═════ Data shown ═════

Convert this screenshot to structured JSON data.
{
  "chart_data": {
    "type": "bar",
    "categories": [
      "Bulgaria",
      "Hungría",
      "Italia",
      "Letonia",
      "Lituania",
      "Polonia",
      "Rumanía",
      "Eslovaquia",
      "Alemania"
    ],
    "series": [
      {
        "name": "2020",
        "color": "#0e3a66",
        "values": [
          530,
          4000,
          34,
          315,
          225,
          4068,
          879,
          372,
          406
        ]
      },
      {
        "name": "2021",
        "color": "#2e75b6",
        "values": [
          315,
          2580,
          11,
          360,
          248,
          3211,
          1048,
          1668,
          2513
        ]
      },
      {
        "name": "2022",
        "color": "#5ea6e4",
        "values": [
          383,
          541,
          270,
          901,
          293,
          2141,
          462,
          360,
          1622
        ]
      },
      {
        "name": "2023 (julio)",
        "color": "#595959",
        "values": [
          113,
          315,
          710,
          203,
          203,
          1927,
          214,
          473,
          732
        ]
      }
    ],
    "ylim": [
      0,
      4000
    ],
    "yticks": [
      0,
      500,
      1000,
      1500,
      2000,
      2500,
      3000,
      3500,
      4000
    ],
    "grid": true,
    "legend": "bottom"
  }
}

═════
═════ Data shown ═════

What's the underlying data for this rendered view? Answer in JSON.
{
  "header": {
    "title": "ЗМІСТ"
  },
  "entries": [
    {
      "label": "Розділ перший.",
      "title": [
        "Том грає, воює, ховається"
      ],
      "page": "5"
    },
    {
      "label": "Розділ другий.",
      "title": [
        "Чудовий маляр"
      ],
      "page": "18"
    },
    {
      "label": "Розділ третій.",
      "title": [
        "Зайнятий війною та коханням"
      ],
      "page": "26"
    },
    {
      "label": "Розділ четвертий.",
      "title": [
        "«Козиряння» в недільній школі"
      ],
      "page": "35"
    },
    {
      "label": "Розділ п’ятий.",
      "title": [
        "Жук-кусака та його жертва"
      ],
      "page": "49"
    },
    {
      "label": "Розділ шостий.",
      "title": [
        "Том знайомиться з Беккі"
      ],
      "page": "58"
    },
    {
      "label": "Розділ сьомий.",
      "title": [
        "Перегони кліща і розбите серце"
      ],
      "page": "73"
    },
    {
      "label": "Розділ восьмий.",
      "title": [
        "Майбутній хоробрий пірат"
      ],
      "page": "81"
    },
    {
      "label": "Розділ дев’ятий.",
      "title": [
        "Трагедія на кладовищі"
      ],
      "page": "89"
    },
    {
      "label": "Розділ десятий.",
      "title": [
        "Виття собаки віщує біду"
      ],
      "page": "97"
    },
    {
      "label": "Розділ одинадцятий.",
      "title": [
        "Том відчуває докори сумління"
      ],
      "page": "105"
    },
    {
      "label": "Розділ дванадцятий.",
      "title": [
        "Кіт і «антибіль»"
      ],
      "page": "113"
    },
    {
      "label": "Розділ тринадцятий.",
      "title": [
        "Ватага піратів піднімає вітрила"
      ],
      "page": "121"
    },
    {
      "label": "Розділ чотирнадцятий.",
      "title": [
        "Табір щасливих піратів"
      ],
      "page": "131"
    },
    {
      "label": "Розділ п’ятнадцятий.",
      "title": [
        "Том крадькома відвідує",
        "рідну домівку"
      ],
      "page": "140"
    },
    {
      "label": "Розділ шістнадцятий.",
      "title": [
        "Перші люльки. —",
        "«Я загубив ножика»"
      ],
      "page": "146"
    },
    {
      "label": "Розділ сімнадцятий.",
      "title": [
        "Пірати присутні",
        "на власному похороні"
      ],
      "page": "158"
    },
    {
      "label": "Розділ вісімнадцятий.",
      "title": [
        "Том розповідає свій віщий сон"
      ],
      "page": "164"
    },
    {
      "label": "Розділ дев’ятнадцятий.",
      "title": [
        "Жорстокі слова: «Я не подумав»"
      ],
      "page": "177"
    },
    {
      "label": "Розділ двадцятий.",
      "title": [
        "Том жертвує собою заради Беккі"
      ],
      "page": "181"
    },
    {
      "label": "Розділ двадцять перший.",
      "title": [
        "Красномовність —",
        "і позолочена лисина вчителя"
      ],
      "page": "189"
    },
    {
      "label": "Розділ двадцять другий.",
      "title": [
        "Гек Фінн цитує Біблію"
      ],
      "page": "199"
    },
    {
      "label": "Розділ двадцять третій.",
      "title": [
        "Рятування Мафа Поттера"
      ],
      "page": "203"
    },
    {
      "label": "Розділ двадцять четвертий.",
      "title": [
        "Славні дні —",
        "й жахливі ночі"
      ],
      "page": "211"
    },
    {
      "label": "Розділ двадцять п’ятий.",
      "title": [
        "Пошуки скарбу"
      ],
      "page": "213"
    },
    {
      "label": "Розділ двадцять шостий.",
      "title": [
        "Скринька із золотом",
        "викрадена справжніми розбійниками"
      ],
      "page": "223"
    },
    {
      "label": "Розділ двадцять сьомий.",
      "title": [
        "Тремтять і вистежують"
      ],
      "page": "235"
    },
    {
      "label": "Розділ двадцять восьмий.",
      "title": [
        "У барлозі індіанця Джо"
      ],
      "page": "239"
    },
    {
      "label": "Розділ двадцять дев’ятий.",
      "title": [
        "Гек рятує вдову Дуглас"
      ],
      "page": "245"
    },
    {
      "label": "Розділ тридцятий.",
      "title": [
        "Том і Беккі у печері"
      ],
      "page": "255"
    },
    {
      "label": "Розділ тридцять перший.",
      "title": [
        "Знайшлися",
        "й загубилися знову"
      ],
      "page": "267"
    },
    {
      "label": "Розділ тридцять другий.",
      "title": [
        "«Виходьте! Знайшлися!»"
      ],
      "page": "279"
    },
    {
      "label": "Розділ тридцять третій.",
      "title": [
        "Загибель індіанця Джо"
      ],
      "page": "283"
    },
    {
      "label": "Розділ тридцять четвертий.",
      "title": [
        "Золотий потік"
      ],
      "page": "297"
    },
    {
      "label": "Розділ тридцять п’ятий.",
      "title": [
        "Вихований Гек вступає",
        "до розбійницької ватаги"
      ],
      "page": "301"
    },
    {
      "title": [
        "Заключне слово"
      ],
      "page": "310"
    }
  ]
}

═════

## What to work on
Each line containing "перший" counts once; state the total number of such lines and nothing else.

## Answer to the problem
3